Problem description
Look through the data below. Show each line where the string "triangle" occurs.

Provided entries
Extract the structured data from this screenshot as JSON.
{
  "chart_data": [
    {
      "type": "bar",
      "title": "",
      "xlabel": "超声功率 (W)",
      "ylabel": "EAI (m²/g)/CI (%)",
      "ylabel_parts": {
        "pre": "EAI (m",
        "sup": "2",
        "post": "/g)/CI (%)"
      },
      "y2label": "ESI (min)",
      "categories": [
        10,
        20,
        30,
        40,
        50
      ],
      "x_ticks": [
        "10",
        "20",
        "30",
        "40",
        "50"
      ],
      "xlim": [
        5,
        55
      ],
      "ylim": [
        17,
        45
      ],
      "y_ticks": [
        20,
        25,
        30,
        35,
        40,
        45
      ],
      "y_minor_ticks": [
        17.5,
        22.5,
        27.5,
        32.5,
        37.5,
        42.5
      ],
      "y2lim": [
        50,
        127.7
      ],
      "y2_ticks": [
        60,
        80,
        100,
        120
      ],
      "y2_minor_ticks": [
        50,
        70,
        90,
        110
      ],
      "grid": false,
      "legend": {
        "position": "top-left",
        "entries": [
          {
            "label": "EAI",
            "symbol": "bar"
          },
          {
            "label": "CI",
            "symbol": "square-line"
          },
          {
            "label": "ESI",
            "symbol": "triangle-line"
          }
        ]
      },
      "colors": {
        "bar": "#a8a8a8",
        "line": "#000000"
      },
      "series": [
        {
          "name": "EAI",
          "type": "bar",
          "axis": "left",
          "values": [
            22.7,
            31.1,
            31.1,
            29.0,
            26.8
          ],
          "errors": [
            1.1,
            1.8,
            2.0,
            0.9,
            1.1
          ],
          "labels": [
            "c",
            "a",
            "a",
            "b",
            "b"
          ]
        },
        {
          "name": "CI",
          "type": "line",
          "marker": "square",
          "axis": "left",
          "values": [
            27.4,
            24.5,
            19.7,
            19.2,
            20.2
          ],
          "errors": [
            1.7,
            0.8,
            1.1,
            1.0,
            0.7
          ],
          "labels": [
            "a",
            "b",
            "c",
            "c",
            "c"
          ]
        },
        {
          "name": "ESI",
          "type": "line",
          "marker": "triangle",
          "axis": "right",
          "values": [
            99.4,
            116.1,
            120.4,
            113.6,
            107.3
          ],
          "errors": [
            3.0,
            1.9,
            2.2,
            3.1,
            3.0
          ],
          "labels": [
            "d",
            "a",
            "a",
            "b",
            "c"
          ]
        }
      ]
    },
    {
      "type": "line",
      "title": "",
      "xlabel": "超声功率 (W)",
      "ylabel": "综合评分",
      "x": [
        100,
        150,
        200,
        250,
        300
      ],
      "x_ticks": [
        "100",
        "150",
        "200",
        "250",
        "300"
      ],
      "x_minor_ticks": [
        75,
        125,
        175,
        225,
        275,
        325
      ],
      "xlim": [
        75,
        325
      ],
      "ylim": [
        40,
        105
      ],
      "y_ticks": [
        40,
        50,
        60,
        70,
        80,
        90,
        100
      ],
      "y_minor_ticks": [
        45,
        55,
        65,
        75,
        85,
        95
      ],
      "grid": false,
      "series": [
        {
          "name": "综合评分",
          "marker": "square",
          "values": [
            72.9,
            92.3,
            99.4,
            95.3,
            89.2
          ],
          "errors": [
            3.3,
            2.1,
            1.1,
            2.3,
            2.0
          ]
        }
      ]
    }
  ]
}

Output of the task
            "symbol": "triangle-line"
          "marker": "triangle",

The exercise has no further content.